-- PROVIDED INFORMATION --
** START **

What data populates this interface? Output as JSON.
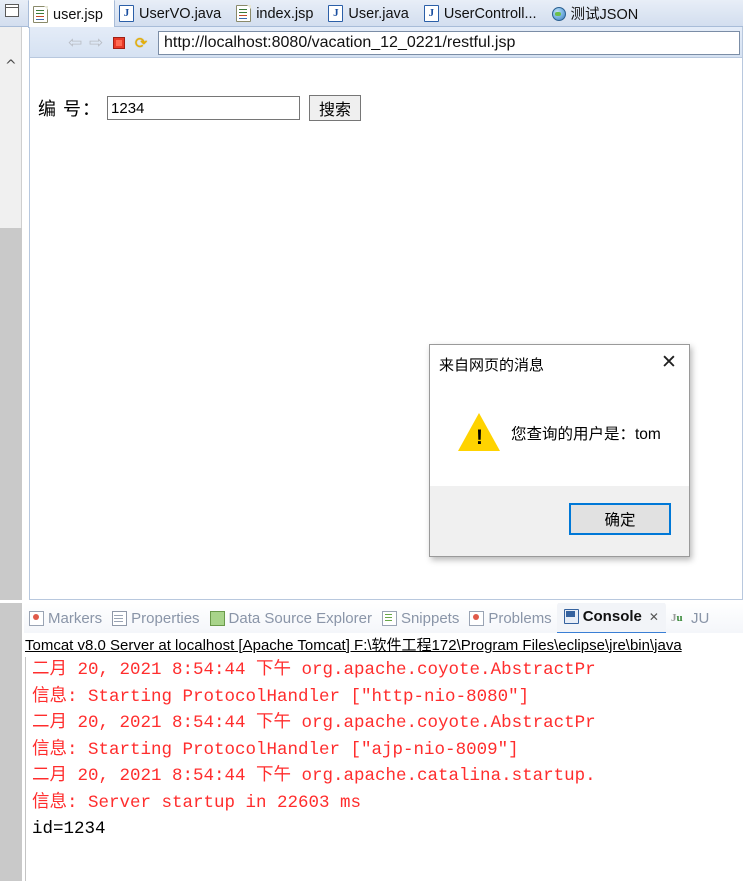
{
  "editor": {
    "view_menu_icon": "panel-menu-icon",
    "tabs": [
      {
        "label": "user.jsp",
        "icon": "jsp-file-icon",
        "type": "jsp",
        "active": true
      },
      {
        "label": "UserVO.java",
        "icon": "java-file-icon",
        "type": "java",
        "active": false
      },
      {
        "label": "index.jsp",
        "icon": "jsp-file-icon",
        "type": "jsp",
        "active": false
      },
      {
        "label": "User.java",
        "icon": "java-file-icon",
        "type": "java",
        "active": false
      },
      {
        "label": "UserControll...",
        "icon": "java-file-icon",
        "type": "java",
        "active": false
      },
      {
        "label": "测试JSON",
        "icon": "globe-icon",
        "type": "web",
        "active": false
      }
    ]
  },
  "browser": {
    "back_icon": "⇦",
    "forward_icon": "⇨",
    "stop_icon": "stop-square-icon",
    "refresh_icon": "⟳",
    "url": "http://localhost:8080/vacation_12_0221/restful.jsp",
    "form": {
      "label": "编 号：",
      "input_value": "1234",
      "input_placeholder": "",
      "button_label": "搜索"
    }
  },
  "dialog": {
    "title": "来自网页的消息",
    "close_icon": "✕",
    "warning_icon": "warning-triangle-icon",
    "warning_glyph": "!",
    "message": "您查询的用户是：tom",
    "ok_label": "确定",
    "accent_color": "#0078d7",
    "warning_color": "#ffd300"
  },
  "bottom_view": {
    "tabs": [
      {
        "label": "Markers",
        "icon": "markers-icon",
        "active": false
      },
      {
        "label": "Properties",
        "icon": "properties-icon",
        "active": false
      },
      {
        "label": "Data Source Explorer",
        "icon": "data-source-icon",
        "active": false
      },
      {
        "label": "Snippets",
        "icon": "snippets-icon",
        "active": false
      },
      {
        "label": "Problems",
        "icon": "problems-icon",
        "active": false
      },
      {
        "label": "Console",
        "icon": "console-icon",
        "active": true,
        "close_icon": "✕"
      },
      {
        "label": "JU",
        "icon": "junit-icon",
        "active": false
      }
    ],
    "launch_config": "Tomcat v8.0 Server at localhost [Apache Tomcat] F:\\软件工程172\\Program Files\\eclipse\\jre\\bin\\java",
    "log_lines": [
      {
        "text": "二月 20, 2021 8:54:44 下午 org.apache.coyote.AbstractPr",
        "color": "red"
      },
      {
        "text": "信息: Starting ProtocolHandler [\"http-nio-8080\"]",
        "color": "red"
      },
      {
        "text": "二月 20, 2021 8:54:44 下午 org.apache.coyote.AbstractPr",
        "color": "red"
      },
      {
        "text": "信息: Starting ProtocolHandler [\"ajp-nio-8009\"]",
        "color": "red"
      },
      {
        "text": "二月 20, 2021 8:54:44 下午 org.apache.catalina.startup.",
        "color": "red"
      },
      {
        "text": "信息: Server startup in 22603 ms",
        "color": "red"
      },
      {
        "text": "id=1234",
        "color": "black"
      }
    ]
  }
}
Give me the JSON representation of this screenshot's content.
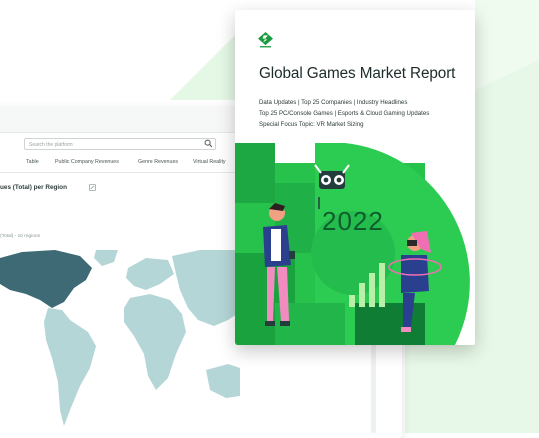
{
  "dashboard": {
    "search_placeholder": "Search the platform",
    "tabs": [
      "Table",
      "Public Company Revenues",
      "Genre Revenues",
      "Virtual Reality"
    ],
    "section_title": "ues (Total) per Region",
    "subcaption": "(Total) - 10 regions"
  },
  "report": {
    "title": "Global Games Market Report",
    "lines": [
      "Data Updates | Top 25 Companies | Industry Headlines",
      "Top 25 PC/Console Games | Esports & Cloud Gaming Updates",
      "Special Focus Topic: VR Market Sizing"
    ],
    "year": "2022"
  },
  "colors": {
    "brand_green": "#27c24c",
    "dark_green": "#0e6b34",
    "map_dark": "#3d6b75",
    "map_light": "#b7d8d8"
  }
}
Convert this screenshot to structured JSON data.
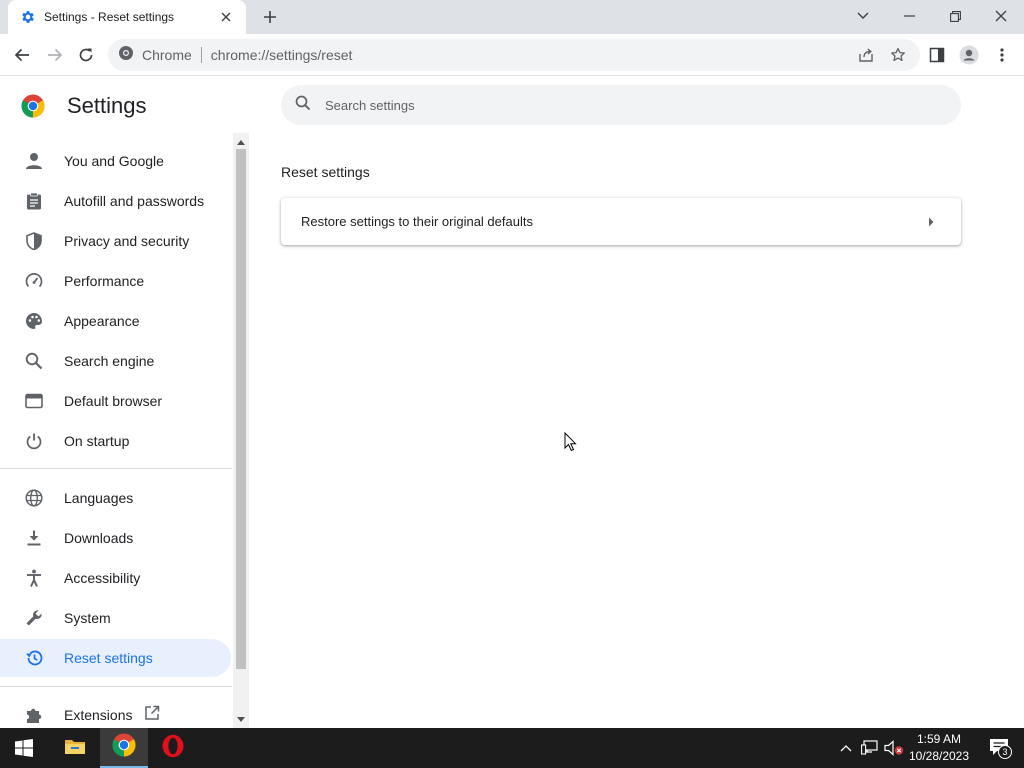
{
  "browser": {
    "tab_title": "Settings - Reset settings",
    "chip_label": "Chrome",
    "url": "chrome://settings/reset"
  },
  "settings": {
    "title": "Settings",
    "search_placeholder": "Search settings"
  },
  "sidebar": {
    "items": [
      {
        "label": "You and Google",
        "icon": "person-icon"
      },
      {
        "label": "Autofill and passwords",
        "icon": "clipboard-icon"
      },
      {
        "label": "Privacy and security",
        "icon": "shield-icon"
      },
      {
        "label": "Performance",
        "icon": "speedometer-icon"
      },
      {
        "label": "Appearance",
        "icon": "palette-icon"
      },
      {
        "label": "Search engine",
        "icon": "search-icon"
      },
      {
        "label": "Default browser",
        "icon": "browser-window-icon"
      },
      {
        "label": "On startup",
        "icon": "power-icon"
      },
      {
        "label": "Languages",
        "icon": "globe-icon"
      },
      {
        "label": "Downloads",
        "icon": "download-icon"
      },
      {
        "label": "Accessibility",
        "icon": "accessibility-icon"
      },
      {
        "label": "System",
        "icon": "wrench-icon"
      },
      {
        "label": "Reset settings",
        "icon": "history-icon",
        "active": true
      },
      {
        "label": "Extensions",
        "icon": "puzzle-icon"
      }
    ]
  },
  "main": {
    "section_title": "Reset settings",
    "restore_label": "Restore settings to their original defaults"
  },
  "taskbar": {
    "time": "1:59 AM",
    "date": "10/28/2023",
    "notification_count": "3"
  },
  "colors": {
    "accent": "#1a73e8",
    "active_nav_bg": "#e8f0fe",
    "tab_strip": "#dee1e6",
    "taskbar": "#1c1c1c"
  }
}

** END **
** START **

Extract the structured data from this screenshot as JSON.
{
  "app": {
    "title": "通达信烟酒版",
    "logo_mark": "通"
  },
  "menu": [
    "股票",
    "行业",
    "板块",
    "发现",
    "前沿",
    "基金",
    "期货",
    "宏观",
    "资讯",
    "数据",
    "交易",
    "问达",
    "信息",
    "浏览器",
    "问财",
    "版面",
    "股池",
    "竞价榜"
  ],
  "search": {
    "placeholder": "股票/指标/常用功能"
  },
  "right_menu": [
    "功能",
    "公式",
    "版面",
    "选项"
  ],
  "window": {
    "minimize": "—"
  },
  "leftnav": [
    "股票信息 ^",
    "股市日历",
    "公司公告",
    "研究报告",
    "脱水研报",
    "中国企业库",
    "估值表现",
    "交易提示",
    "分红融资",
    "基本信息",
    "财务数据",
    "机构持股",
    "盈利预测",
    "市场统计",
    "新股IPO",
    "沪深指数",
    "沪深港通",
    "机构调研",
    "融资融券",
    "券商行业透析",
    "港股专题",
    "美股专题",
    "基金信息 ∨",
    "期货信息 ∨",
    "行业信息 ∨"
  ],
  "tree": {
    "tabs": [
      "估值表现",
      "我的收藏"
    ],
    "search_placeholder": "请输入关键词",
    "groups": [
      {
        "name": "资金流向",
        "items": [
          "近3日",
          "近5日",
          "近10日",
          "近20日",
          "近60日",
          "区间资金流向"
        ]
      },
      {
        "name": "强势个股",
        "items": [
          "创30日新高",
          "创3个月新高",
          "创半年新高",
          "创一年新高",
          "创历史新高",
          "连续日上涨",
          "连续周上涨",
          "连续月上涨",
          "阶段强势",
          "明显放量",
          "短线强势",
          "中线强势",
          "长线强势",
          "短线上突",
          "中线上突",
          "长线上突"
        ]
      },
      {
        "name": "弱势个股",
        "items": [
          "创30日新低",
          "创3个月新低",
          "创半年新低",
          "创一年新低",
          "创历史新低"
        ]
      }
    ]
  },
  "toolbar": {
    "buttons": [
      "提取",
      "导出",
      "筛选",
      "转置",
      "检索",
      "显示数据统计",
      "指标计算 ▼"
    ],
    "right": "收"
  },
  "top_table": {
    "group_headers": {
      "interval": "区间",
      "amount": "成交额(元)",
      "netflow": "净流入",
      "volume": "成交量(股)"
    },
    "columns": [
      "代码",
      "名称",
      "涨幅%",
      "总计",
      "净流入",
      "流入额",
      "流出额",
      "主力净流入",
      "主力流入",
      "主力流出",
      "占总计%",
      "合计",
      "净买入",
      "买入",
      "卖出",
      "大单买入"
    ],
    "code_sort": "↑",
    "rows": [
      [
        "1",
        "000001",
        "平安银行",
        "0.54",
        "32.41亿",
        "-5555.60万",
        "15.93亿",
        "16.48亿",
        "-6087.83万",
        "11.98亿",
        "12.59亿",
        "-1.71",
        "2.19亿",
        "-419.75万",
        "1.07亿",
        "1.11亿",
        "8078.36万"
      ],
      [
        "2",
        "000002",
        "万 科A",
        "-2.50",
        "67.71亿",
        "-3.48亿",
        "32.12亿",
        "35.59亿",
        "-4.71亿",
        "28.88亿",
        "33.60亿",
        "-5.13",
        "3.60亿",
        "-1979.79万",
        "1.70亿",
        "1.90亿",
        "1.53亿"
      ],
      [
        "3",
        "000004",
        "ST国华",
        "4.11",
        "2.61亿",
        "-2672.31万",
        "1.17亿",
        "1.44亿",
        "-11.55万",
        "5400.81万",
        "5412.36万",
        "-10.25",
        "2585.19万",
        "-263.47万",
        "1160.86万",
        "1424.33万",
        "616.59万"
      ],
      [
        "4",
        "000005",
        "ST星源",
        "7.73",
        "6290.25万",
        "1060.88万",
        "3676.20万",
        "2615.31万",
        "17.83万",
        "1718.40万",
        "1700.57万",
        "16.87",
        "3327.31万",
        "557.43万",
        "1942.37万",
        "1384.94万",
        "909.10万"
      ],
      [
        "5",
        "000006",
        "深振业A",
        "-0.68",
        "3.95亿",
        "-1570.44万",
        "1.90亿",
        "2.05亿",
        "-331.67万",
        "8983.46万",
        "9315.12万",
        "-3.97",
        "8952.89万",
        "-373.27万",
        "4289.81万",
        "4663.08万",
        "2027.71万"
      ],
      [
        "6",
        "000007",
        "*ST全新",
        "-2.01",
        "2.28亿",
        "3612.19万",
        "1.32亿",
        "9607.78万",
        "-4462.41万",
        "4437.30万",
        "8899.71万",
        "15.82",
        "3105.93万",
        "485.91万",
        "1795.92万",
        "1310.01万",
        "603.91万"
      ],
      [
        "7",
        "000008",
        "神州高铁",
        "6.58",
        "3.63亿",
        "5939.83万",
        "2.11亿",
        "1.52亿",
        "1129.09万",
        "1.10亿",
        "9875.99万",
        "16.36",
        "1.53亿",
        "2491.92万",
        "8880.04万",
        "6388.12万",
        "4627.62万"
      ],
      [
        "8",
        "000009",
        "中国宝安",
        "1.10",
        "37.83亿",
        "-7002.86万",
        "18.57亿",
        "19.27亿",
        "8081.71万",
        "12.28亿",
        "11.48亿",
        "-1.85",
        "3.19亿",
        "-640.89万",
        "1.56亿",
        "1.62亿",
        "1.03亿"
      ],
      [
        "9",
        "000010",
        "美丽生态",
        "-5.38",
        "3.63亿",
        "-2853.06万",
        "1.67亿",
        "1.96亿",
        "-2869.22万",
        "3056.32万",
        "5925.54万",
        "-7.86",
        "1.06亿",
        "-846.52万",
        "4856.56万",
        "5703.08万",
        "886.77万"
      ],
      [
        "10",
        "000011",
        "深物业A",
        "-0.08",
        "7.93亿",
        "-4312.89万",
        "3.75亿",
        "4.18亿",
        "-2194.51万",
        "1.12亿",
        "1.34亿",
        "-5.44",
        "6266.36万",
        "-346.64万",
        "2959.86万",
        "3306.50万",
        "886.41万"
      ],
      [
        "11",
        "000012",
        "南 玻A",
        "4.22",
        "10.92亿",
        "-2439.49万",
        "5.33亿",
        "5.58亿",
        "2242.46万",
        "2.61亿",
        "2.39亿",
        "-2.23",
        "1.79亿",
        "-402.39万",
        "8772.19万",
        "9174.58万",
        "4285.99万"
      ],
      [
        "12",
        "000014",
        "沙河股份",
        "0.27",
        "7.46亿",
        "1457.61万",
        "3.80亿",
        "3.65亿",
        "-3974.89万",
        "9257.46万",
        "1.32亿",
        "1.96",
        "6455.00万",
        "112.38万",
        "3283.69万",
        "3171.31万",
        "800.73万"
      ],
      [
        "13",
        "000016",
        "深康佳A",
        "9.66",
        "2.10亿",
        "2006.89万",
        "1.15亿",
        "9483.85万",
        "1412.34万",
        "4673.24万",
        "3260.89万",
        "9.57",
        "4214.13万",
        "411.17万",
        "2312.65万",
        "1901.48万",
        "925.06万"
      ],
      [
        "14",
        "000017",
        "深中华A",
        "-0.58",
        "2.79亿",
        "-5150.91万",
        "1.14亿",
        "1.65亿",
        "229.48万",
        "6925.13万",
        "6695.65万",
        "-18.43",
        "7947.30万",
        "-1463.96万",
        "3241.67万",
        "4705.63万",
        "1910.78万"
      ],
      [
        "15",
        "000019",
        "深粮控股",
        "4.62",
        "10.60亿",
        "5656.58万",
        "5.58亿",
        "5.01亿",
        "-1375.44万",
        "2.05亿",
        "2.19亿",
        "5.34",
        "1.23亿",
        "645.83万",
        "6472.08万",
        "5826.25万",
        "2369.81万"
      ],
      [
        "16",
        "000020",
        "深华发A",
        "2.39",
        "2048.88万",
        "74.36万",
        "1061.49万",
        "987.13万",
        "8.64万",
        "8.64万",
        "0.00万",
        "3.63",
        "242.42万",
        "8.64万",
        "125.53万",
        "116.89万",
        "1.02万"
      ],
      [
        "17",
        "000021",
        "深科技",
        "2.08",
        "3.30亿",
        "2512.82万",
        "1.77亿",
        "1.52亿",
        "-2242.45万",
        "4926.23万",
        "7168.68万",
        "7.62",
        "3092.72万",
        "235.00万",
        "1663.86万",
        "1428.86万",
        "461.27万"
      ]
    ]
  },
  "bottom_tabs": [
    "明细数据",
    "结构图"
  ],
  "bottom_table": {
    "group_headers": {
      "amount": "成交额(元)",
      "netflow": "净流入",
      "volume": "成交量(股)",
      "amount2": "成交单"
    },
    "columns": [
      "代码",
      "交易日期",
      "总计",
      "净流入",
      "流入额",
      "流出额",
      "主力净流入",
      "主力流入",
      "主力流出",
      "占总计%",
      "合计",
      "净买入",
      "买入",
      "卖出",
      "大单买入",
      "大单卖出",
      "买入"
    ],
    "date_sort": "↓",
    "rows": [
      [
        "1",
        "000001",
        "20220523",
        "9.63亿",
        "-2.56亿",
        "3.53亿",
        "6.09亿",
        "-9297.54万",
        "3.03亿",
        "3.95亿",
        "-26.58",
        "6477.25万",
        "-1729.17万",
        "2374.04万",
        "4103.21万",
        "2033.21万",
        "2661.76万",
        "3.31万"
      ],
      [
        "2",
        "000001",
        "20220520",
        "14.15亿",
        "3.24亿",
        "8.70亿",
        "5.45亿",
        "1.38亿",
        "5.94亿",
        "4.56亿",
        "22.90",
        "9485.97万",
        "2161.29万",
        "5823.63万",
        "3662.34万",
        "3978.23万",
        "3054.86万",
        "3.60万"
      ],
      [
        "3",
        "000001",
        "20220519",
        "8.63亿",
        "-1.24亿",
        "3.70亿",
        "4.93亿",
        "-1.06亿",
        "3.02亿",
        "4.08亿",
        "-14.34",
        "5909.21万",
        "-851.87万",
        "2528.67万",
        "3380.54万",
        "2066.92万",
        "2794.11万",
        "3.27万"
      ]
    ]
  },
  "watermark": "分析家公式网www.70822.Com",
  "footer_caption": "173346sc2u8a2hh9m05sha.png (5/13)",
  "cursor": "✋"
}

** END **
** START **

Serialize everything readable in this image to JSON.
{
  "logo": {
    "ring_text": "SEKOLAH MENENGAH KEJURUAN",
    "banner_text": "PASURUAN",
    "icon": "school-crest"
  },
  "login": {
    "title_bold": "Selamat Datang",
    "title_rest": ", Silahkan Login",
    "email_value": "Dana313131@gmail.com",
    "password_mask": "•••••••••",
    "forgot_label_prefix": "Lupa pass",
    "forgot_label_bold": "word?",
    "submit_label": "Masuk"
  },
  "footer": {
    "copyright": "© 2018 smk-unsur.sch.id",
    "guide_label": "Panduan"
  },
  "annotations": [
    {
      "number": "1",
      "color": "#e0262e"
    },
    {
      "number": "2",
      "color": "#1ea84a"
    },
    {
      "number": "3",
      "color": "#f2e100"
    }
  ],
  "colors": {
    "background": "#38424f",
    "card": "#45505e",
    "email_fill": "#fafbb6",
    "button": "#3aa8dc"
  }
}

** END **

-- GIVEN PROBLEM --
Of the lines above, copy each that contains "Total".

-- RESPONSE TO THIS EXERCISE --
    "section_title": "ues (Total) per Region",
    "subcaption": "(Total) - 10 regions"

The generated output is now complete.